## [Problem]
Where does the string "women" appear? Copy every line of the entries below that holds it.

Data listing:
------------------------------------------------

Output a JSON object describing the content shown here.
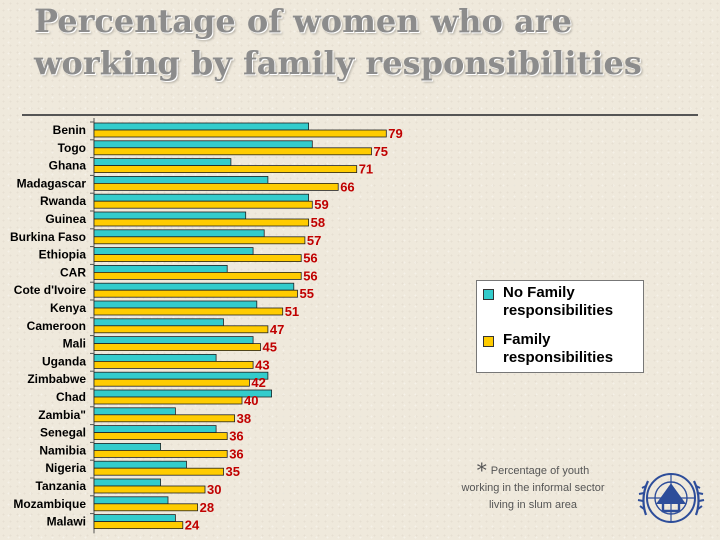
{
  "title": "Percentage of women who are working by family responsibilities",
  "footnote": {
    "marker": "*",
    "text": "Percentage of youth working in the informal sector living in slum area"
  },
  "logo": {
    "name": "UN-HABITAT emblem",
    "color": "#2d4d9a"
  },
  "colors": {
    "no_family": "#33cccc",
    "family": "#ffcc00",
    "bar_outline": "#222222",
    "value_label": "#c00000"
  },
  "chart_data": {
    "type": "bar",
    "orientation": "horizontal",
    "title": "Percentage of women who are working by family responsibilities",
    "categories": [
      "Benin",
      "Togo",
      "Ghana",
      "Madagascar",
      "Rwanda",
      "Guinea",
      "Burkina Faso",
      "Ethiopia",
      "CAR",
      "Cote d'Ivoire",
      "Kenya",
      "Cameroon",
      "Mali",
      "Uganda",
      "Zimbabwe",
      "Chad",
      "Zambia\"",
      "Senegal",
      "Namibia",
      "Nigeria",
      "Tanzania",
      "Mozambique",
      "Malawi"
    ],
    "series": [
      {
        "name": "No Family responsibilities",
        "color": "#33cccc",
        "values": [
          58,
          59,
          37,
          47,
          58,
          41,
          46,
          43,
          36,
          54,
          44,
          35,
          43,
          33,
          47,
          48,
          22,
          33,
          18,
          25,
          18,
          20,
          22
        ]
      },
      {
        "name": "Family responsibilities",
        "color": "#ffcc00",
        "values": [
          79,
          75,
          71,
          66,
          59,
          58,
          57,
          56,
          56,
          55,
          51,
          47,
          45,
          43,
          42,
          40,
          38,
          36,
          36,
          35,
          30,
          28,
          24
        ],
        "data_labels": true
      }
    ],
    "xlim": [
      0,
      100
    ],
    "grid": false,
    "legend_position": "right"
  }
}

------------------------------------------------

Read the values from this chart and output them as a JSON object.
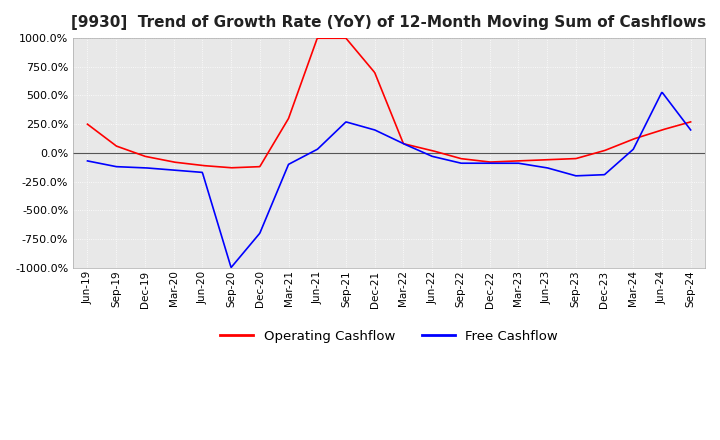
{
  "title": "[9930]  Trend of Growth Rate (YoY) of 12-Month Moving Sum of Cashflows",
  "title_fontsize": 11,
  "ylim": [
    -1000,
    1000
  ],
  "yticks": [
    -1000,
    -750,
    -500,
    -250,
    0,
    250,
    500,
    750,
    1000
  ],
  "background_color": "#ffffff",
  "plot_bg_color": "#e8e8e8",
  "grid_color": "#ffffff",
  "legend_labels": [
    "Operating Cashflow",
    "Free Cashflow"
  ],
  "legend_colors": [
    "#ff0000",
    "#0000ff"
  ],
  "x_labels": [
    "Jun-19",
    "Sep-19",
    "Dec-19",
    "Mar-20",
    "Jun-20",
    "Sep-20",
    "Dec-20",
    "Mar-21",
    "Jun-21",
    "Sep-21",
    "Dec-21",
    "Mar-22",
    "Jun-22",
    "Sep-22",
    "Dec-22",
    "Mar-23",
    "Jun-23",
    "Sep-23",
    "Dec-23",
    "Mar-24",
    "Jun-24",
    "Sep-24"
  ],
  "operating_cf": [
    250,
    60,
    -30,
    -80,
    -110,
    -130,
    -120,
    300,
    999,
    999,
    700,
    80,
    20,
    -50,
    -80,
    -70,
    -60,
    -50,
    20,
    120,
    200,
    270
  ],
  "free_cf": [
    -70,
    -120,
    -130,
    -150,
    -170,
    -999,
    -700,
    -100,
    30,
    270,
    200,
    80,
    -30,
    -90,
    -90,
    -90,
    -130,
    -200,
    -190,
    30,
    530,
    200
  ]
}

------------------------------------------------

## [Exercise output]
  "title": "Percentage of women who are working by family responsibilities",
    "title": "Percentage of women who are working by family responsibilities",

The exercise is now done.